Figure dataset records:
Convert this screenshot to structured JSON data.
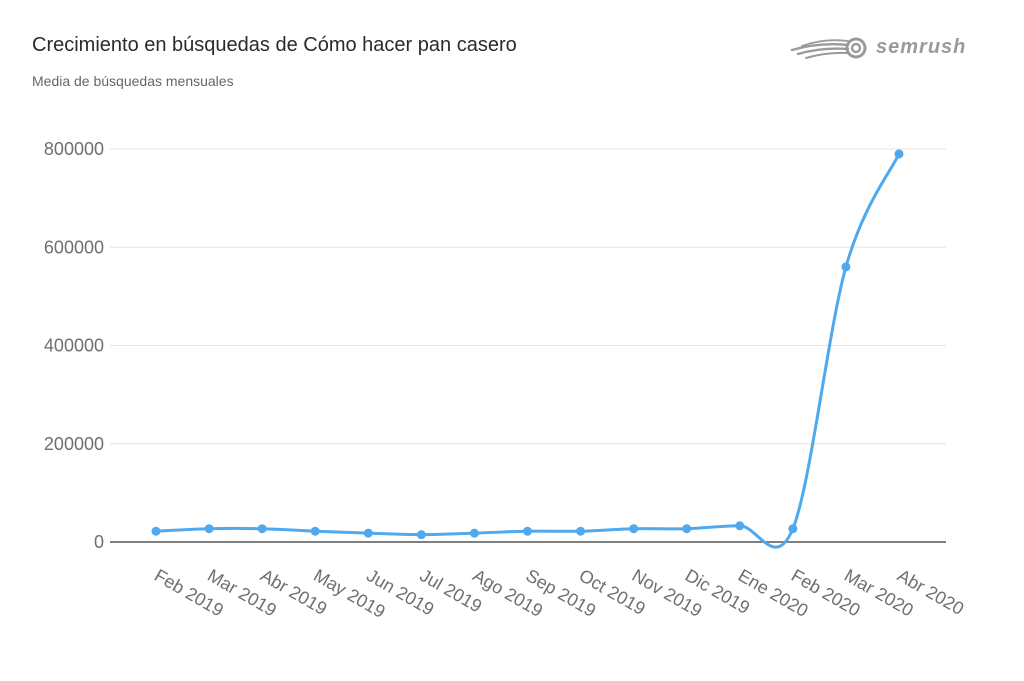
{
  "header": {
    "title": "Crecimiento en búsquedas de Cómo hacer pan casero",
    "subtitle": "Media de búsquedas mensuales"
  },
  "brand": {
    "name": "semrush",
    "icon": "semrush-logo-icon",
    "color": "#9a9a9a"
  },
  "colors": {
    "series": "#4fa9ec",
    "grid": "#e6e6e6",
    "axis": "#555555"
  },
  "chart_data": {
    "type": "line",
    "title": "Crecimiento en búsquedas de Cómo hacer pan casero",
    "subtitle": "Media de búsquedas mensuales",
    "xlabel": "",
    "ylabel": "",
    "categories": [
      "Feb 2019",
      "Mar 2019",
      "Abr 2019",
      "May 2019",
      "Jun 2019",
      "Jul 2019",
      "Ago 2019",
      "Sep 2019",
      "Oct 2019",
      "Nov 2019",
      "Dic 2019",
      "Ene 2020",
      "Feb 2020",
      "Mar 2020",
      "Abr 2020"
    ],
    "series": [
      {
        "values": [
          22000,
          27000,
          27000,
          22000,
          18000,
          15000,
          18000,
          22000,
          22000,
          27000,
          27000,
          33000,
          27000,
          560000,
          790000
        ]
      }
    ],
    "ylim": [
      0,
      800000
    ],
    "yticks": [
      "0",
      "200000",
      "400000",
      "600000",
      "800000"
    ],
    "yticks_values": [
      0,
      200000,
      400000,
      600000,
      800000
    ],
    "grid": true,
    "legend": "none",
    "smooth": true
  }
}
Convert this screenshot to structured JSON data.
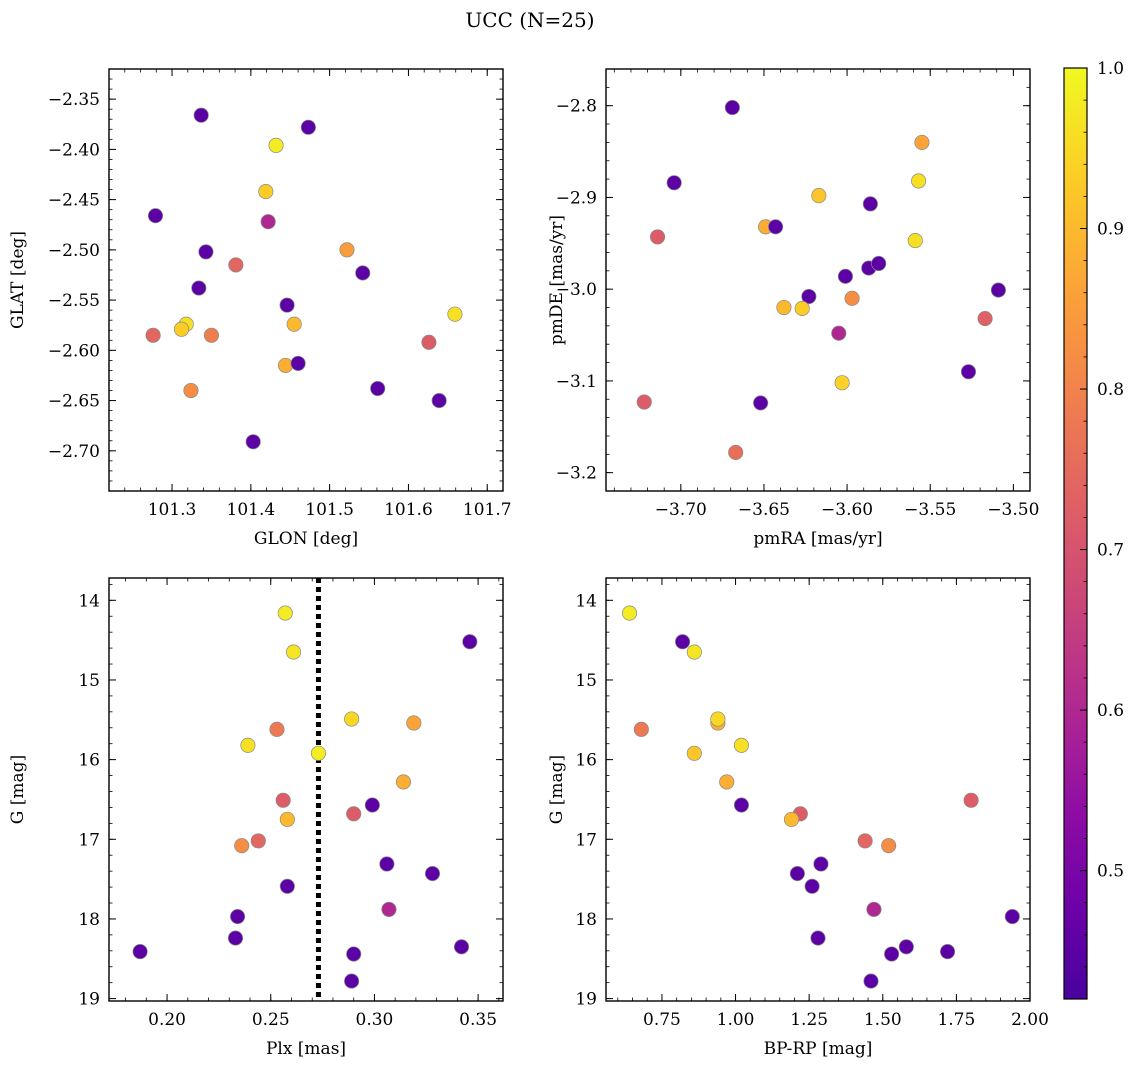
{
  "figure": {
    "title": "UCC (N=25)"
  },
  "colorbar": {
    "range": [
      0.42,
      1.0
    ],
    "ticks": [
      "0.5",
      "0.6",
      "0.7",
      "0.8",
      "0.9",
      "1.0"
    ],
    "tick_values": [
      0.5,
      0.6,
      0.7,
      0.8,
      0.9,
      1.0
    ],
    "colormap": "plasma"
  },
  "chart_data": [
    {
      "type": "scatter",
      "xlabel": "GLON [deg]",
      "ylabel": "GLAT [deg]",
      "xlim": [
        101.22,
        101.72
      ],
      "ylim": [
        -2.74,
        -2.32
      ],
      "xticks": [
        101.3,
        101.4,
        101.5,
        101.6,
        101.7
      ],
      "xtick_labels": [
        "101.3",
        "101.4",
        "101.5",
        "101.6",
        "101.7"
      ],
      "yticks": [
        -2.35,
        -2.4,
        -2.45,
        -2.5,
        -2.55,
        -2.6,
        -2.65,
        -2.7
      ],
      "ytick_labels": [
        "−2.35",
        "−2.40",
        "−2.45",
        "−2.50",
        "−2.55",
        "−2.60",
        "−2.65",
        "−2.70"
      ],
      "x": [
        101.337,
        101.473,
        101.432,
        101.279,
        101.419,
        101.422,
        101.343,
        101.522,
        101.381,
        101.542,
        101.334,
        101.446,
        101.659,
        101.455,
        101.318,
        101.312,
        101.276,
        101.35,
        101.626,
        101.444,
        101.46,
        101.324,
        101.561,
        101.639,
        101.403
      ],
      "y": [
        -2.366,
        -2.378,
        -2.396,
        -2.466,
        -2.442,
        -2.472,
        -2.502,
        -2.5,
        -2.515,
        -2.523,
        -2.538,
        -2.555,
        -2.564,
        -2.574,
        -2.574,
        -2.579,
        -2.585,
        -2.585,
        -2.592,
        -2.615,
        -2.613,
        -2.64,
        -2.638,
        -2.65,
        -2.691
      ],
      "color_values": [
        0.45,
        0.45,
        0.98,
        0.45,
        0.93,
        0.6,
        0.45,
        0.85,
        0.74,
        0.45,
        0.45,
        0.45,
        0.96,
        0.9,
        0.96,
        0.93,
        0.74,
        0.79,
        0.72,
        0.88,
        0.45,
        0.82,
        0.45,
        0.45,
        0.45
      ]
    },
    {
      "type": "scatter",
      "xlabel": "pmRA [mas/yr]",
      "ylabel": "pmDE [mas/yr]",
      "xlim": [
        -3.745,
        -3.49
      ],
      "ylim": [
        -3.22,
        -2.76
      ],
      "xticks": [
        -3.7,
        -3.65,
        -3.6,
        -3.55,
        -3.5
      ],
      "xtick_labels": [
        "−3.70",
        "−3.65",
        "−3.60",
        "−3.55",
        "−3.50"
      ],
      "yticks": [
        -2.8,
        -2.9,
        -3.0,
        -3.1,
        -3.2
      ],
      "ytick_labels": [
        "−2.8",
        "−2.9",
        "−3.0",
        "−3.1",
        "−3.2"
      ],
      "x": [
        -3.669,
        -3.555,
        -3.704,
        -3.557,
        -3.617,
        -3.586,
        -3.649,
        -3.643,
        -3.714,
        -3.559,
        -3.601,
        -3.587,
        -3.581,
        -3.509,
        -3.623,
        -3.597,
        -3.638,
        -3.627,
        -3.517,
        -3.605,
        -3.603,
        -3.527,
        -3.652,
        -3.722,
        -3.667
      ],
      "y": [
        -2.802,
        -2.84,
        -2.884,
        -2.882,
        -2.898,
        -2.907,
        -2.932,
        -2.932,
        -2.943,
        -2.947,
        -2.986,
        -2.977,
        -2.972,
        -3.001,
        -3.008,
        -3.01,
        -3.02,
        -3.021,
        -3.032,
        -3.048,
        -3.102,
        -3.09,
        -3.124,
        -3.123,
        -3.178
      ],
      "color_values": [
        0.45,
        0.86,
        0.45,
        0.96,
        0.92,
        0.45,
        0.88,
        0.45,
        0.72,
        0.96,
        0.45,
        0.45,
        0.45,
        0.45,
        0.45,
        0.82,
        0.9,
        0.93,
        0.73,
        0.6,
        0.94,
        0.45,
        0.45,
        0.72,
        0.76
      ]
    },
    {
      "type": "scatter",
      "xlabel": "Plx [mas]",
      "ylabel": "G [mag]",
      "xlim": [
        0.172,
        0.362
      ],
      "ylim": [
        19.03,
        13.72
      ],
      "xticks": [
        0.2,
        0.25,
        0.3,
        0.35
      ],
      "xtick_labels": [
        "0.20",
        "0.25",
        "0.30",
        "0.35"
      ],
      "yticks": [
        14,
        15,
        16,
        17,
        18,
        19
      ],
      "ytick_labels": [
        "14",
        "15",
        "16",
        "17",
        "18",
        "19"
      ],
      "vline_x": 0.273,
      "x": [
        0.257,
        0.261,
        0.346,
        0.289,
        0.319,
        0.253,
        0.239,
        0.273,
        0.314,
        0.256,
        0.299,
        0.258,
        0.29,
        0.244,
        0.236,
        0.306,
        0.328,
        0.258,
        0.307,
        0.234,
        0.233,
        0.342,
        0.29,
        0.187,
        0.289
      ],
      "y": [
        14.16,
        14.65,
        14.52,
        15.49,
        15.54,
        15.62,
        15.82,
        15.92,
        16.28,
        16.51,
        16.57,
        16.75,
        16.68,
        17.02,
        17.08,
        17.31,
        17.43,
        17.59,
        17.88,
        17.97,
        18.24,
        18.35,
        18.44,
        18.41,
        18.78
      ],
      "color_values": [
        0.98,
        0.97,
        0.45,
        0.95,
        0.86,
        0.78,
        0.96,
        0.98,
        0.88,
        0.72,
        0.45,
        0.9,
        0.72,
        0.74,
        0.82,
        0.45,
        0.45,
        0.45,
        0.6,
        0.45,
        0.45,
        0.45,
        0.45,
        0.45,
        0.45
      ]
    },
    {
      "type": "scatter",
      "xlabel": "BP-RP [mag]",
      "ylabel": "G [mag]",
      "xlim": [
        0.56,
        2.0
      ],
      "ylim": [
        19.03,
        13.72
      ],
      "xticks": [
        0.75,
        1.0,
        1.25,
        1.5,
        1.75,
        2.0
      ],
      "xtick_labels": [
        "0.75",
        "1.00",
        "1.25",
        "1.50",
        "1.75",
        "2.00"
      ],
      "yticks": [
        14,
        15,
        16,
        17,
        18,
        19
      ],
      "ytick_labels": [
        "14",
        "15",
        "16",
        "17",
        "18",
        "19"
      ],
      "x": [
        0.64,
        0.82,
        0.86,
        0.94,
        0.94,
        0.68,
        1.02,
        0.86,
        0.97,
        1.02,
        1.22,
        1.19,
        1.8,
        1.44,
        1.52,
        1.29,
        1.21,
        1.26,
        1.47,
        1.94,
        1.28,
        1.58,
        1.53,
        1.72,
        1.46
      ],
      "y": [
        14.16,
        14.52,
        14.65,
        15.54,
        15.49,
        15.62,
        15.82,
        15.92,
        16.28,
        16.57,
        16.68,
        16.75,
        16.51,
        17.02,
        17.08,
        17.31,
        17.43,
        17.59,
        17.88,
        17.97,
        18.24,
        18.35,
        18.44,
        18.41,
        18.78
      ],
      "color_values": [
        0.98,
        0.45,
        0.97,
        0.88,
        0.95,
        0.78,
        0.96,
        0.92,
        0.88,
        0.45,
        0.72,
        0.9,
        0.72,
        0.74,
        0.82,
        0.45,
        0.45,
        0.45,
        0.6,
        0.45,
        0.45,
        0.45,
        0.45,
        0.45,
        0.45
      ]
    }
  ]
}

- [Problem to work on]: Count the lines above that contain the word "ylabel", and give only that number.

- [Solution to the exercise]: 5